Search the material for the word "Accuracy" and copy each line that holds it.

Information supplied
· · · · · · ·
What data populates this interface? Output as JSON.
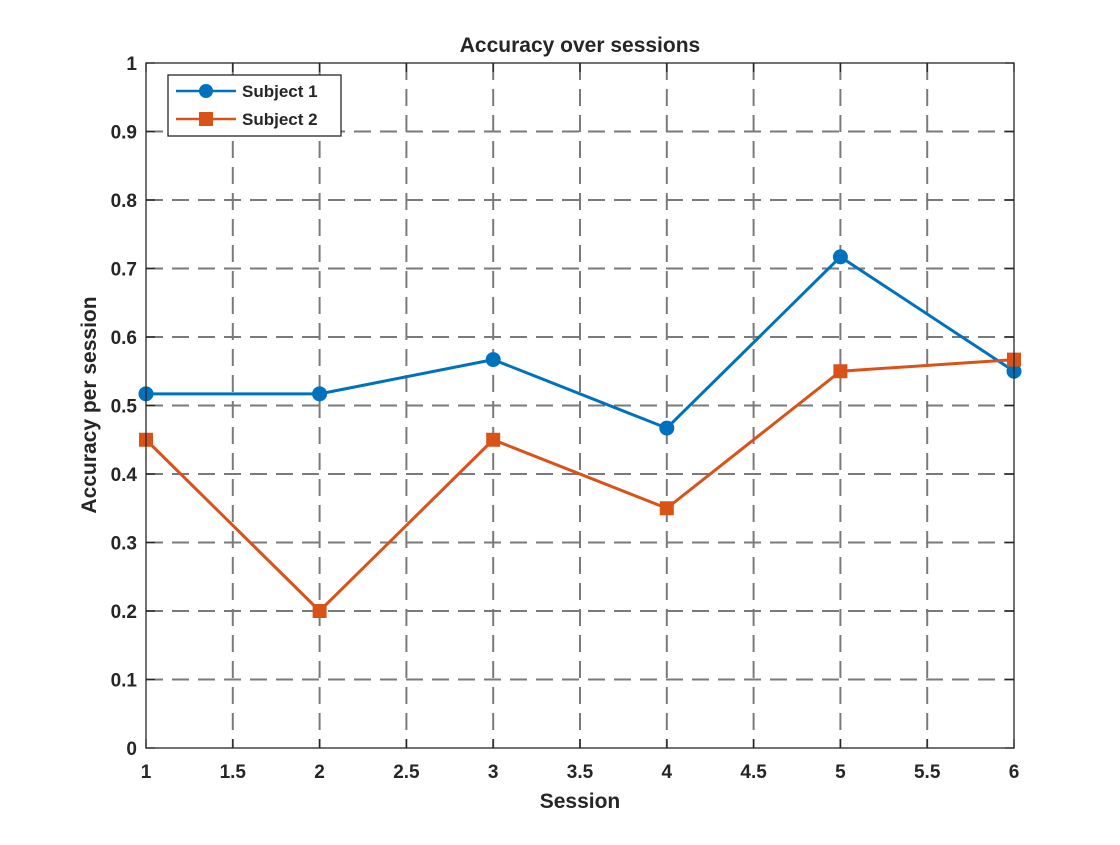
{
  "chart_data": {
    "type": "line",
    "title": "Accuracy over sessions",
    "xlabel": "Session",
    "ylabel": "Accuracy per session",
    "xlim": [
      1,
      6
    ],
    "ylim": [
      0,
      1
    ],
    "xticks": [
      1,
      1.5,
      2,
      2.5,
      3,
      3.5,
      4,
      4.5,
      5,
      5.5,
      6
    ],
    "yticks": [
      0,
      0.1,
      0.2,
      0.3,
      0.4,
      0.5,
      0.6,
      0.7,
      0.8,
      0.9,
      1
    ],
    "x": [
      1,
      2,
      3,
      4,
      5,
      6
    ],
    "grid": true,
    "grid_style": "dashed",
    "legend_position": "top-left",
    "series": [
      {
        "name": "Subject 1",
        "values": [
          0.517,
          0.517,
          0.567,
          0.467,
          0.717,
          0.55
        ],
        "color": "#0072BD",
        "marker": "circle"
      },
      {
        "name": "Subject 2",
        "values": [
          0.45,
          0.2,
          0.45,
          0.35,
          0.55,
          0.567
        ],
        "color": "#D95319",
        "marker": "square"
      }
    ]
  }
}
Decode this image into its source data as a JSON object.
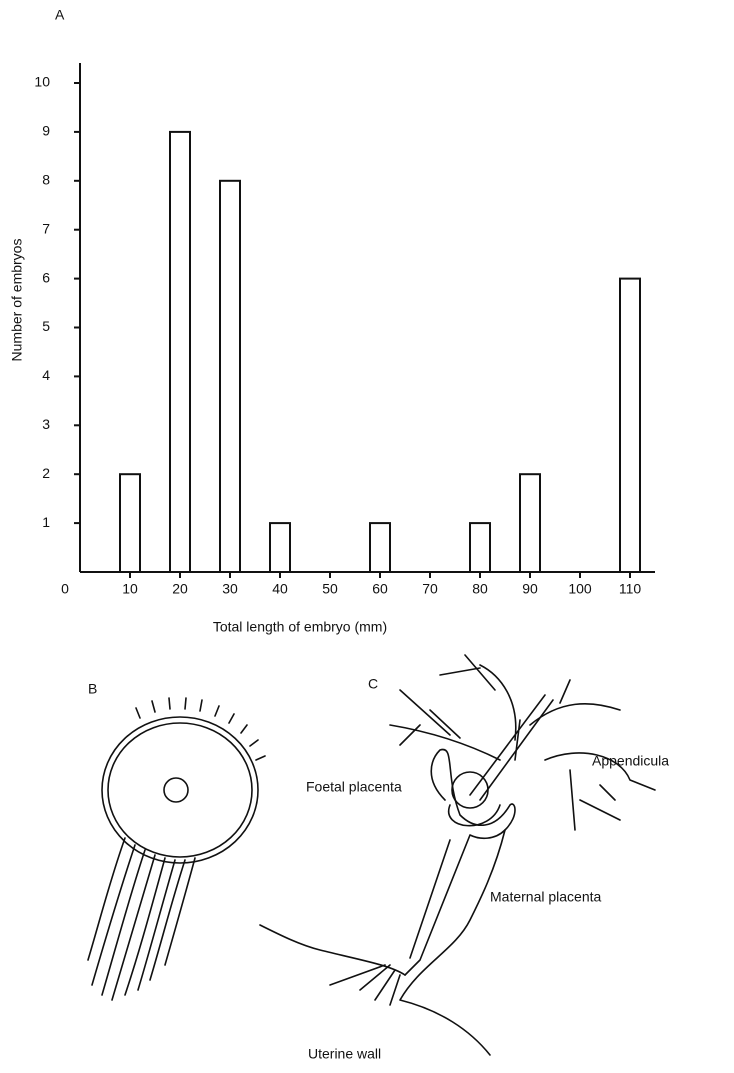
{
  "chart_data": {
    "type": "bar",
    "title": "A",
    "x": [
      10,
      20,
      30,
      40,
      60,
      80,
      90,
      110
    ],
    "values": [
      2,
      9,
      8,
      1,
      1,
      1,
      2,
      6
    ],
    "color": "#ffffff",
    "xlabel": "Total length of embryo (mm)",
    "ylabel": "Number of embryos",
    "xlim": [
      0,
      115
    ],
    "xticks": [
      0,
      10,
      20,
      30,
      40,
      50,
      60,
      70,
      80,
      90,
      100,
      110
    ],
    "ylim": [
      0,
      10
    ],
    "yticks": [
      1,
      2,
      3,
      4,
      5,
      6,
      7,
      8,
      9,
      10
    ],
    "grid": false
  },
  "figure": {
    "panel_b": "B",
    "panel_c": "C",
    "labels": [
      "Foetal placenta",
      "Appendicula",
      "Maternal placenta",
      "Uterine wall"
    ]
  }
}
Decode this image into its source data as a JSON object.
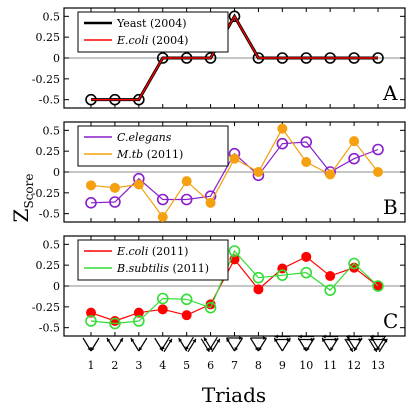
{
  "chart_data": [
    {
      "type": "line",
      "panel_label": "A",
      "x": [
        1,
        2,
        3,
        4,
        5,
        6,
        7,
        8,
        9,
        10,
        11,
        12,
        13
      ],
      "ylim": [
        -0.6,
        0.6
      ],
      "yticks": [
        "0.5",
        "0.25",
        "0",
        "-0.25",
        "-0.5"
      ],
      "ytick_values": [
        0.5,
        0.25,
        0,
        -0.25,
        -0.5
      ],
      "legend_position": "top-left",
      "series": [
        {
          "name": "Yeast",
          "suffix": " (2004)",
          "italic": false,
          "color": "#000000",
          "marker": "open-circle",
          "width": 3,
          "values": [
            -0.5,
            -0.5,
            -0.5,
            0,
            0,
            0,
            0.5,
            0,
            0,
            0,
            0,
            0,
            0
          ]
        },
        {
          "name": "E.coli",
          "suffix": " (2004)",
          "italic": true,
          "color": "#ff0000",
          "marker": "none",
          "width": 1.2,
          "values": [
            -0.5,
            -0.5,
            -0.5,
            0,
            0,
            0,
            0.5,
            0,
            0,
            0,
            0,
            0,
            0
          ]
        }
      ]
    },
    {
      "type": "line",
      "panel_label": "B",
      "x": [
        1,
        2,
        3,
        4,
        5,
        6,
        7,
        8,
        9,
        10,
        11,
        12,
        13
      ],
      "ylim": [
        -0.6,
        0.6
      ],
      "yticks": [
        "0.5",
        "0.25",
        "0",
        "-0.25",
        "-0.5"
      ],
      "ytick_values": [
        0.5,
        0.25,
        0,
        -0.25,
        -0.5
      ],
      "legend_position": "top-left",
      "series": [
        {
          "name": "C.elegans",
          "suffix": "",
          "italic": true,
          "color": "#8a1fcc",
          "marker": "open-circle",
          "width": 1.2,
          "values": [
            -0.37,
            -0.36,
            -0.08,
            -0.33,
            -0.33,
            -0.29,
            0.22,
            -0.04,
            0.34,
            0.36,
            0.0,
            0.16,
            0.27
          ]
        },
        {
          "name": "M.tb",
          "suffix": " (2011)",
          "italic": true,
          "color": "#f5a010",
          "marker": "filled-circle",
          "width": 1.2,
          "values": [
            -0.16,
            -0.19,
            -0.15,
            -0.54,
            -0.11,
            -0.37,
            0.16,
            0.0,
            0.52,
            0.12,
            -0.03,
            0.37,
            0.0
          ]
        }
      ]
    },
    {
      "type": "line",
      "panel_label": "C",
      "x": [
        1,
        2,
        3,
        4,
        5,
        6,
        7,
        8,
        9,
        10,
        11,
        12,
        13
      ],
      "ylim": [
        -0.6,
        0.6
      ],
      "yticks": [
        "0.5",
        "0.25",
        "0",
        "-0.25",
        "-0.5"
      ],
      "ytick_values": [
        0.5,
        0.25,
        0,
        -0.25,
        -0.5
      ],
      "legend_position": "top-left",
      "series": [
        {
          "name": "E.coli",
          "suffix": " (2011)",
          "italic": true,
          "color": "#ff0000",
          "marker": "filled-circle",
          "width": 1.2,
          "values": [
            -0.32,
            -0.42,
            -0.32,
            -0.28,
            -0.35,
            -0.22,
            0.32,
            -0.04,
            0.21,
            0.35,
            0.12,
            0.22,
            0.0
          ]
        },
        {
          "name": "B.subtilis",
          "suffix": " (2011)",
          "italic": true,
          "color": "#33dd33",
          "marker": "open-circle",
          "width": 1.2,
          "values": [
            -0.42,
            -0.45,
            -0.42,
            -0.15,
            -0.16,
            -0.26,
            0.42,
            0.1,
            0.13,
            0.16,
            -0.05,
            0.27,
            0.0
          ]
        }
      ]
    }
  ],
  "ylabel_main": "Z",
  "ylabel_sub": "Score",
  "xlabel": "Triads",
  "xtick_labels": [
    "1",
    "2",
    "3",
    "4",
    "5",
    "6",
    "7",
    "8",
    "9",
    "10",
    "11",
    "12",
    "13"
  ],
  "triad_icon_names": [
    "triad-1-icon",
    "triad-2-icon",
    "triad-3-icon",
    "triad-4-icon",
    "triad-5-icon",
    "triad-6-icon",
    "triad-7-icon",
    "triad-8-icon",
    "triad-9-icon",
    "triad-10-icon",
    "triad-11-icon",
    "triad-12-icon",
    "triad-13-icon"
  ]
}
· · · · · · ·
Exercise output
    "title": "Accuracy over sessions",
    "ylabel": "Accuracy per session",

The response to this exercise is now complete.